>> Begin Given records

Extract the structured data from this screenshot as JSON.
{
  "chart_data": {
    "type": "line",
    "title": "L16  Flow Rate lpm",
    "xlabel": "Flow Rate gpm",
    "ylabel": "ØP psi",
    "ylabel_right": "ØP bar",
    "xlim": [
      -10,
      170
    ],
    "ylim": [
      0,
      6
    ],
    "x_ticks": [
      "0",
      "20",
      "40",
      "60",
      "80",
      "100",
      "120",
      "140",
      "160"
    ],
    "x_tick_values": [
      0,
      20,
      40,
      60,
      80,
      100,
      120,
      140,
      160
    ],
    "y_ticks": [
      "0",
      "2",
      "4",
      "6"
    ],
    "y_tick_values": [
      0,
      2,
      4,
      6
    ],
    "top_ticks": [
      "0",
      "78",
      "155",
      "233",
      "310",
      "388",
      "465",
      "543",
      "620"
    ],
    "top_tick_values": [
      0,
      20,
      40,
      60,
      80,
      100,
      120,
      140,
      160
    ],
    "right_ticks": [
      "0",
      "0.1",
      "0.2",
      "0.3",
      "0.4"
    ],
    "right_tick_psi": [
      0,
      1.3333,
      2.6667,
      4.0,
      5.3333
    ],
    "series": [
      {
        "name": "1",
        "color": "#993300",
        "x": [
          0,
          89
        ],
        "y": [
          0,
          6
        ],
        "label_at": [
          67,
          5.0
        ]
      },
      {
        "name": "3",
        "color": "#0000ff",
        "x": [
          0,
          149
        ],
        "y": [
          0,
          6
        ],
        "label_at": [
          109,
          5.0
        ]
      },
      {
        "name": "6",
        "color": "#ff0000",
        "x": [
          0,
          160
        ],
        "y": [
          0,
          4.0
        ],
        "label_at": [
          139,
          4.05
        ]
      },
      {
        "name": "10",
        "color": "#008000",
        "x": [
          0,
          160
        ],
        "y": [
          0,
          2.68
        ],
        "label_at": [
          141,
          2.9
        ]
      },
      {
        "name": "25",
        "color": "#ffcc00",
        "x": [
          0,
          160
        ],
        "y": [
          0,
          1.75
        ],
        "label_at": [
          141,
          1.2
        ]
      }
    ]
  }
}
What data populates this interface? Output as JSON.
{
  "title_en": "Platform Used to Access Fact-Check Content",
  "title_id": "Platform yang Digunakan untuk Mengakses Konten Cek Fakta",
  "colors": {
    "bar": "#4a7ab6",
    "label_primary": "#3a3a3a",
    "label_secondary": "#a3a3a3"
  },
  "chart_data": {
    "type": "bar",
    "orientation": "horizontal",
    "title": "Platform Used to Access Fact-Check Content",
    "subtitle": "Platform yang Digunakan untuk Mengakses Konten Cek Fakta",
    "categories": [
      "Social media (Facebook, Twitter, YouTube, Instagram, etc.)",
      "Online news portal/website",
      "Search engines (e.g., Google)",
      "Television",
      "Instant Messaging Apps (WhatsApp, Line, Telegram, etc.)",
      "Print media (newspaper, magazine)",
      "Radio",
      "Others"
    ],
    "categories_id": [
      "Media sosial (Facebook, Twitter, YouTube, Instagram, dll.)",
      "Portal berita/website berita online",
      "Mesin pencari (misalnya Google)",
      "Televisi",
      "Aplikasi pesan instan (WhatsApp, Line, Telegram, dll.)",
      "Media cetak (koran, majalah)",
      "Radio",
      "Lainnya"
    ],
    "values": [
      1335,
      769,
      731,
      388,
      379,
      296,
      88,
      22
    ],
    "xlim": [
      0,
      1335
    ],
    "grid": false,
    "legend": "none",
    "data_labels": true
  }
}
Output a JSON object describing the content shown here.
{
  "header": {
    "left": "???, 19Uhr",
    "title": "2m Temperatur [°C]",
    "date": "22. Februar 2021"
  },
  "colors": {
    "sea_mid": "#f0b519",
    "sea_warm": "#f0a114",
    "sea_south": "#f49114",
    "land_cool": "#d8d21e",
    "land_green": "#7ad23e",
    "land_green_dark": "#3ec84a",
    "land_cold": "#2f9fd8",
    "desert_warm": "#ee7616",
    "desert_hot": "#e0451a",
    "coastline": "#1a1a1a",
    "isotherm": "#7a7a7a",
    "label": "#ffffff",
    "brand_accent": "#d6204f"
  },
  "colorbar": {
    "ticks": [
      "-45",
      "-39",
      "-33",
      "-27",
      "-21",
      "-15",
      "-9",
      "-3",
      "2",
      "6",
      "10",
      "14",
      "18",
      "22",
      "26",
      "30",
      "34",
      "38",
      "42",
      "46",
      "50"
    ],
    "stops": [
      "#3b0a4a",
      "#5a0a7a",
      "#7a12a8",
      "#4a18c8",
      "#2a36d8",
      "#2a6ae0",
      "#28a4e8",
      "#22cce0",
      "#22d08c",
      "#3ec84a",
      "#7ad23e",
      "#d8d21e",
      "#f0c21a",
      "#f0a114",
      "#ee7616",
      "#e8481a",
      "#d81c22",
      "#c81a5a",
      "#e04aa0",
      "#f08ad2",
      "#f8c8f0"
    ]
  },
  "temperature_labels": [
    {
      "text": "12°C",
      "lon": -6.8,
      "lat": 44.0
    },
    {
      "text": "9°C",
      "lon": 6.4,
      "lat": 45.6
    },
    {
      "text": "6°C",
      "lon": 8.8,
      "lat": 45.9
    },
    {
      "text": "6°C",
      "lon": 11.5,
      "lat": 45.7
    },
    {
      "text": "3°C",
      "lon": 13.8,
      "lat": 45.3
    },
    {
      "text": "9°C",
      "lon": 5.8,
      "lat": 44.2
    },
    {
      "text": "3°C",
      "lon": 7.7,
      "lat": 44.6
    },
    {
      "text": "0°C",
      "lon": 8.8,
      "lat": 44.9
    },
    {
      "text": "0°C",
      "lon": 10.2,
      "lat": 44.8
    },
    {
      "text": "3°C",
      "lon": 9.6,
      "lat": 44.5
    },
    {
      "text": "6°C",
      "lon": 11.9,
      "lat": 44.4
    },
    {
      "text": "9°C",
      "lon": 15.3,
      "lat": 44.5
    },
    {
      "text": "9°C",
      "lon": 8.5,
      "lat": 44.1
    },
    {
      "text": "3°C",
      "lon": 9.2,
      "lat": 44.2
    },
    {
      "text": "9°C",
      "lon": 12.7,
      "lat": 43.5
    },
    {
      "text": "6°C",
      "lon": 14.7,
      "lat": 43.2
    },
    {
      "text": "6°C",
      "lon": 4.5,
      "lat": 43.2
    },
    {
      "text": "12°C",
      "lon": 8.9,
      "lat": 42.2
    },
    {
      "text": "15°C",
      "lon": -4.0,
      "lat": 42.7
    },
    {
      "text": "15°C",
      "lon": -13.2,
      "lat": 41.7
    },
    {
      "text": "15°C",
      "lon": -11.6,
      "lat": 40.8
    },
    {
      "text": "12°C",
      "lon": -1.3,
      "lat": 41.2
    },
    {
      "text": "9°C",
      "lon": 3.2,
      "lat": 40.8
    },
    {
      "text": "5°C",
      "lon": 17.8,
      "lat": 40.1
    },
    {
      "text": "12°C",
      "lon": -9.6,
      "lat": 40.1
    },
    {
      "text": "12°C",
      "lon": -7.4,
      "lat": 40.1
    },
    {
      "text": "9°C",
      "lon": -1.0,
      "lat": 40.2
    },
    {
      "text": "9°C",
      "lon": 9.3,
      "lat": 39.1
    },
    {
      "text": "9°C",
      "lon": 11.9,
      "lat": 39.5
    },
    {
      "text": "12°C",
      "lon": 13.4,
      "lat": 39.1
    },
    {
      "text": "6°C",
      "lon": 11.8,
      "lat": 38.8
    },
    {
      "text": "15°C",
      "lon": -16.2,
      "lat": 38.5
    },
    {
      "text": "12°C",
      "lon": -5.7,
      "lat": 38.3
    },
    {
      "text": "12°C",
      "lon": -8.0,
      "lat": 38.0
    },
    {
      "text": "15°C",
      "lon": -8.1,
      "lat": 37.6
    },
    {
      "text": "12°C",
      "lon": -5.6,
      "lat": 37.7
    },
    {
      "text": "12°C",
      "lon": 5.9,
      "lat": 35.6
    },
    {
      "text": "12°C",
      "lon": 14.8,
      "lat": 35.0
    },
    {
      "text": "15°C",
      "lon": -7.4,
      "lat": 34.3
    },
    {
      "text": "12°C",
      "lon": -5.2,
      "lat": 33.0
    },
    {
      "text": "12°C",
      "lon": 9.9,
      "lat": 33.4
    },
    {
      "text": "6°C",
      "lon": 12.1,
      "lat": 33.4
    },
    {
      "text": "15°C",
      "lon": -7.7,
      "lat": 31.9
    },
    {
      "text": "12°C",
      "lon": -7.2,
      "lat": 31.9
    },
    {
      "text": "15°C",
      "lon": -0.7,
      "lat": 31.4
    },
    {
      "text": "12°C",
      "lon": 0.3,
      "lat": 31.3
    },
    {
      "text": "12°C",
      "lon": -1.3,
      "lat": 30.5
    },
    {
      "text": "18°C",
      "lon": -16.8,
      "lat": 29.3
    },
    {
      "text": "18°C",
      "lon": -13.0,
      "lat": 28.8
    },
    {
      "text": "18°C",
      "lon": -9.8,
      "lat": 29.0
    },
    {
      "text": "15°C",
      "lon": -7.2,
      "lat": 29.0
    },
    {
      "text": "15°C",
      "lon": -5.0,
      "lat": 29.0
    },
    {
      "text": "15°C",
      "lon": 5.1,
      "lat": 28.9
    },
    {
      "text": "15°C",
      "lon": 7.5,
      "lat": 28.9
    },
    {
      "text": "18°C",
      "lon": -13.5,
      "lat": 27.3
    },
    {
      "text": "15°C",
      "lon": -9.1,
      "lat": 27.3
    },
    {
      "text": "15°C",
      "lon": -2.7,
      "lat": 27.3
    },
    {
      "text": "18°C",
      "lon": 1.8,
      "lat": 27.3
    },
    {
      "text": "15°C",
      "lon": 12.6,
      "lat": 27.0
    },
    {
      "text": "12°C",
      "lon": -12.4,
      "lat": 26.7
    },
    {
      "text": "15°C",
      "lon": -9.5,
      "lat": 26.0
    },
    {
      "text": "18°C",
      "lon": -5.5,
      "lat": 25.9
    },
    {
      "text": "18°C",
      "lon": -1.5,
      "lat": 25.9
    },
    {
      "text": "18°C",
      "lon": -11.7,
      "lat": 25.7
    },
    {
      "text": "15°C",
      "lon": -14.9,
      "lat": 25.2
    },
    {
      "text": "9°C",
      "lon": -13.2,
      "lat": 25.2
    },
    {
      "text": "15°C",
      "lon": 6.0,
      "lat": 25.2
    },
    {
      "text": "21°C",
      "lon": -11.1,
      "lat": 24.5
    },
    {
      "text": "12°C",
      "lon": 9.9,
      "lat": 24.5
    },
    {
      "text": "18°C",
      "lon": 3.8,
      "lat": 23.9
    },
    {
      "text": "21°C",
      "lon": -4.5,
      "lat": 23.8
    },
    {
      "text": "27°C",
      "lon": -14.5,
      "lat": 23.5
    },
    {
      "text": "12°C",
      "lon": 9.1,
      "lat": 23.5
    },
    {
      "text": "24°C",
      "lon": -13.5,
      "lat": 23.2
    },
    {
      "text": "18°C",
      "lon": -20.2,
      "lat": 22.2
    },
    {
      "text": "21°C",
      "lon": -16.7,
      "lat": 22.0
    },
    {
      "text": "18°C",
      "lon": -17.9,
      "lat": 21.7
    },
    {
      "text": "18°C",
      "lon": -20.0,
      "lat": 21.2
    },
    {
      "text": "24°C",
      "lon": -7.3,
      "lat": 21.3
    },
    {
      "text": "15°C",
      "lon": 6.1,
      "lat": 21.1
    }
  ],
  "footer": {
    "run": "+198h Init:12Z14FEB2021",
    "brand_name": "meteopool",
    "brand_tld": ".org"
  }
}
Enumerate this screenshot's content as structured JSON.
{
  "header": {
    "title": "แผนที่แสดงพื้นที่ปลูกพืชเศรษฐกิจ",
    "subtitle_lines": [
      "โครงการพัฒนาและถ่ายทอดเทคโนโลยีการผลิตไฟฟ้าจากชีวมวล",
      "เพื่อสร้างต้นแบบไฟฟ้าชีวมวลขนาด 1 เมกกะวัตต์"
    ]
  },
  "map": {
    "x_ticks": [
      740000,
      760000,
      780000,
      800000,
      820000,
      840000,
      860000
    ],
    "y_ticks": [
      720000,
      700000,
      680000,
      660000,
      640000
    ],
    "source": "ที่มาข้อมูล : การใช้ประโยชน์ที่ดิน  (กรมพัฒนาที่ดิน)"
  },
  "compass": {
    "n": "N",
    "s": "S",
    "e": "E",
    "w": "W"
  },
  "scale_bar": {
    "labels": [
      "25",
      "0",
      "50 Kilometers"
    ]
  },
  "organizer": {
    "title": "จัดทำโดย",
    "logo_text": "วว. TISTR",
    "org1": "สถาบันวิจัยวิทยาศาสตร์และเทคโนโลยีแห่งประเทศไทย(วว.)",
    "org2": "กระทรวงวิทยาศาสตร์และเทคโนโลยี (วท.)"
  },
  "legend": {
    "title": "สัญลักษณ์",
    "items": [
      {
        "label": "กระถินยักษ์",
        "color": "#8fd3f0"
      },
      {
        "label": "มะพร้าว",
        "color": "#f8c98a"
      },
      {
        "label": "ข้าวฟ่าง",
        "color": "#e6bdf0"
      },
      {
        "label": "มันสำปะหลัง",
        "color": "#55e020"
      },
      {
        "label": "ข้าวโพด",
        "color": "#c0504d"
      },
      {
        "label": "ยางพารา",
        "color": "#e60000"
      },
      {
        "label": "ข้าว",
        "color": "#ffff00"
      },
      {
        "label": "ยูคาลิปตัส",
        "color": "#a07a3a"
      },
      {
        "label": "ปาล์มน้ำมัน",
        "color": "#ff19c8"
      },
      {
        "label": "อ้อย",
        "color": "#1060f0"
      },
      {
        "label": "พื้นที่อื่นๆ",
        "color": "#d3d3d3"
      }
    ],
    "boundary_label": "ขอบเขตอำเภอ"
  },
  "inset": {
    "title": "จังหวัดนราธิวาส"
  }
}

>> End Given records

Within the entries above, work out how many lines contain the word "Used". The number alone is the answer.

→ The output
2